Repeat the records exactly. Every line must match.

Collection entries:
+--
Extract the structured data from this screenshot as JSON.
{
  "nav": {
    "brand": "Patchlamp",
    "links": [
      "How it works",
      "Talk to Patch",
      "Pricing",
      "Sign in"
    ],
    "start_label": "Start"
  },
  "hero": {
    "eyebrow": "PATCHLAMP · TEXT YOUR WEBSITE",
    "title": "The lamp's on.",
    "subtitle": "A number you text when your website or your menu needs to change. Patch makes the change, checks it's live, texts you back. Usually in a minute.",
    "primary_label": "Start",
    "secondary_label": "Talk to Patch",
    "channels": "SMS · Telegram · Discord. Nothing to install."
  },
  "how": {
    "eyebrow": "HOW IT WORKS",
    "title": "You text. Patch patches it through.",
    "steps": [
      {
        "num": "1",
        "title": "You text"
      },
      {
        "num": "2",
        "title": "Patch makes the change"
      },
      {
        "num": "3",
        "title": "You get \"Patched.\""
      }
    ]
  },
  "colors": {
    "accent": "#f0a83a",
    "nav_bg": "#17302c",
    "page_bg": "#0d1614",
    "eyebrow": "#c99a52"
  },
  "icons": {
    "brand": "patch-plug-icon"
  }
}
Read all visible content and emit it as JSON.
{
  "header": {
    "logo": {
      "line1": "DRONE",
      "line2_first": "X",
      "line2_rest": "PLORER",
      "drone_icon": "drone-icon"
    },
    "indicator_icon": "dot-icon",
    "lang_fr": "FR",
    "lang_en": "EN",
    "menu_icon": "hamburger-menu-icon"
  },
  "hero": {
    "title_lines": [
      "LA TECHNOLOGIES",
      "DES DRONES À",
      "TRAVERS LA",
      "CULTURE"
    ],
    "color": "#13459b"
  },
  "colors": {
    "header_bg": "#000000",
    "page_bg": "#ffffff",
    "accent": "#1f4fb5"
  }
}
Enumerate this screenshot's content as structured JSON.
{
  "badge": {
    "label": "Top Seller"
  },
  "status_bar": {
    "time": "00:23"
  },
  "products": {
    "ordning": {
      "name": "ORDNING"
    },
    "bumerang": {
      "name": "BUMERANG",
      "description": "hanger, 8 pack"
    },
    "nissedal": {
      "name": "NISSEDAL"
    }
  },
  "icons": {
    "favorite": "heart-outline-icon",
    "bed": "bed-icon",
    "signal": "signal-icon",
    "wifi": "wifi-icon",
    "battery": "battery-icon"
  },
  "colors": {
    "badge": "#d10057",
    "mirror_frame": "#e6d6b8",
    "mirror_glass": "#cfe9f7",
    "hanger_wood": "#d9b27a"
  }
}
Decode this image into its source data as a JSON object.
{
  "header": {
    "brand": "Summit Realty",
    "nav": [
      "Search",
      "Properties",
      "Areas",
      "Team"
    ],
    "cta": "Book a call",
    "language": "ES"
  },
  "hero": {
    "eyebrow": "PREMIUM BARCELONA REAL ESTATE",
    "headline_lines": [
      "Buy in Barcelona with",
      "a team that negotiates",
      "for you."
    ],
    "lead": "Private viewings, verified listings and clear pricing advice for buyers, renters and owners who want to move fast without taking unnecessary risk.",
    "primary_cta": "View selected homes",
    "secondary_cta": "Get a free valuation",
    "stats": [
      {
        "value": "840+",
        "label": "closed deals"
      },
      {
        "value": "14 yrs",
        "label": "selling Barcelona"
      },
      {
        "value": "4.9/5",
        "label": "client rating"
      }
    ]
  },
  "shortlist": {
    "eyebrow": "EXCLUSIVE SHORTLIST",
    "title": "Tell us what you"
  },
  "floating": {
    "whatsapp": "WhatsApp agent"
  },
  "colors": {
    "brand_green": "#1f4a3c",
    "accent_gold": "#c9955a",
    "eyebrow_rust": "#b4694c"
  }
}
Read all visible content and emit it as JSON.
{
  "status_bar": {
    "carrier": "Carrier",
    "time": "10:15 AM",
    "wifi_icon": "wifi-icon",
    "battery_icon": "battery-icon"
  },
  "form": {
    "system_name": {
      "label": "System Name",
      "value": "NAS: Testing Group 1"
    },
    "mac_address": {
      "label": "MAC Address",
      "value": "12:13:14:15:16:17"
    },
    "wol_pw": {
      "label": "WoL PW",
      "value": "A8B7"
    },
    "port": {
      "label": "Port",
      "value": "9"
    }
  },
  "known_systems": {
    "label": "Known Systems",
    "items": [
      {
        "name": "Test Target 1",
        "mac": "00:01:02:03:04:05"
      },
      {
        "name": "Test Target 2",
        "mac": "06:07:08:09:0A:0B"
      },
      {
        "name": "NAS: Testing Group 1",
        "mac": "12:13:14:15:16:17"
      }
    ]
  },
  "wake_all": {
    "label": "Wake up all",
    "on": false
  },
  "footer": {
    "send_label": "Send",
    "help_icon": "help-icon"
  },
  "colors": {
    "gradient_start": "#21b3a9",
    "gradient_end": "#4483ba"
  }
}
+--
*Written solution*:
Extract the structured data from this screenshot as JSON.
{
  "nav": {
    "brand": "Patchlamp",
    "links": [
      "How it works",
      "Talk to Patch",
      "Pricing",
      "Sign in"
    ],
    "start_label": "Start"
  },
  "hero": {
    "eyebrow": "PATCHLAMP · TEXT YOUR WEBSITE",
    "title": "The lamp's on.",
    "subtitle": "A number you text when your website or your menu needs to change. Patch makes the change, checks it's live, texts you back. Usually in a minute.",
    "primary_label": "Start",
    "secondary_label": "Talk to Patch",
    "channels": "SMS · Telegram · Discord. Nothing to install."
  },
  "how": {
    "eyebrow": "HOW IT WORKS",
    "title": "You text. Patch patches it through.",
    "steps": [
      {
        "num": "1",
        "title": "You text"
      },
      {
        "num": "2",
        "title": "Patch makes the change"
      },
      {
        "num": "3",
        "title": "You get \"Patched.\""
      }
    ]
  },
  "colors": {
    "accent": "#f0a83a",
    "nav_bg": "#17302c",
    "page_bg": "#0d1614",
    "eyebrow": "#c99a52"
  },
  "icons": {
    "brand": "patch-plug-icon"
  }
}
Read all visible content and emit it as JSON.
{
  "header": {
    "logo": {
      "line1": "DRONE",
      "line2_first": "X",
      "line2_rest": "PLORER",
      "drone_icon": "drone-icon"
    },
    "indicator_icon": "dot-icon",
    "lang_fr": "FR",
    "lang_en": "EN",
    "menu_icon": "hamburger-menu-icon"
  },
  "hero": {
    "title_lines": [
      "LA TECHNOLOGIES",
      "DES DRONES À",
      "TRAVERS LA",
      "CULTURE"
    ],
    "color": "#13459b"
  },
  "colors": {
    "header_bg": "#000000",
    "page_bg": "#ffffff",
    "accent": "#1f4fb5"
  }
}
Enumerate this screenshot's content as structured JSON.
{
  "badge": {
    "label": "Top Seller"
  },
  "status_bar": {
    "time": "00:23"
  },
  "products": {
    "ordning": {
      "name": "ORDNING"
    },
    "bumerang": {
      "name": "BUMERANG",
      "description": "hanger, 8 pack"
    },
    "nissedal": {
      "name": "NISSEDAL"
    }
  },
  "icons": {
    "favorite": "heart-outline-icon",
    "bed": "bed-icon",
    "signal": "signal-icon",
    "wifi": "wifi-icon",
    "battery": "battery-icon"
  },
  "colors": {
    "badge": "#d10057",
    "mirror_frame": "#e6d6b8",
    "mirror_glass": "#cfe9f7",
    "hanger_wood": "#d9b27a"
  }
}
Decode this image into its source data as a JSON object.
{
  "header": {
    "brand": "Summit Realty",
    "nav": [
      "Search",
      "Properties",
      "Areas",
      "Team"
    ],
    "cta": "Book a call",
    "language": "ES"
  },
  "hero": {
    "eyebrow": "PREMIUM BARCELONA REAL ESTATE",
    "headline_lines": [
      "Buy in Barcelona with",
      "a team that negotiates",
      "for you."
    ],
    "lead": "Private viewings, verified listings and clear pricing advice for buyers, renters and owners who want to move fast without taking unnecessary risk.",
    "primary_cta": "View selected homes",
    "secondary_cta": "Get a free valuation",
    "stats": [
      {
        "value": "840+",
        "label": "closed deals"
      },
      {
        "value": "14 yrs",
        "label": "selling Barcelona"
      },
      {
        "value": "4.9/5",
        "label": "client rating"
      }
    ]
  },
  "shortlist": {
    "eyebrow": "EXCLUSIVE SHORTLIST",
    "title": "Tell us what you"
  },
  "floating": {
    "whatsapp": "WhatsApp agent"
  },
  "colors": {
    "brand_green": "#1f4a3c",
    "accent_gold": "#c9955a",
    "eyebrow_rust": "#b4694c"
  }
}
Read all visible content and emit it as JSON.
{
  "status_bar": {
    "carrier": "Carrier",
    "time": "10:15 AM",
    "wifi_icon": "wifi-icon",
    "battery_icon": "battery-icon"
  },
  "form": {
    "system_name": {
      "label": "System Name",
      "value": "NAS: Testing Group 1"
    },
    "mac_address": {
      "label": "MAC Address",
      "value": "12:13:14:15:16:17"
    },
    "wol_pw": {
      "label": "WoL PW",
      "value": "A8B7"
    },
    "port": {
      "label": "Port",
      "value": "9"
    }
  },
  "known_systems": {
    "label": "Known Systems",
    "items": [
      {
        "name": "Test Target 1",
        "mac": "00:01:02:03:04:05"
      },
      {
        "name": "Test Target 2",
        "mac": "06:07:08:09:0A:0B"
      },
      {
        "name": "NAS: Testing Group 1",
        "mac": "12:13:14:15:16:17"
      }
    ]
  },
  "wake_all": {
    "label": "Wake up all",
    "on": false
  },
  "footer": {
    "send_label": "Send",
    "help_icon": "help-icon"
  },
  "colors": {
    "gradient_start": "#21b3a9",
    "gradient_end": "#4483ba"
  }
}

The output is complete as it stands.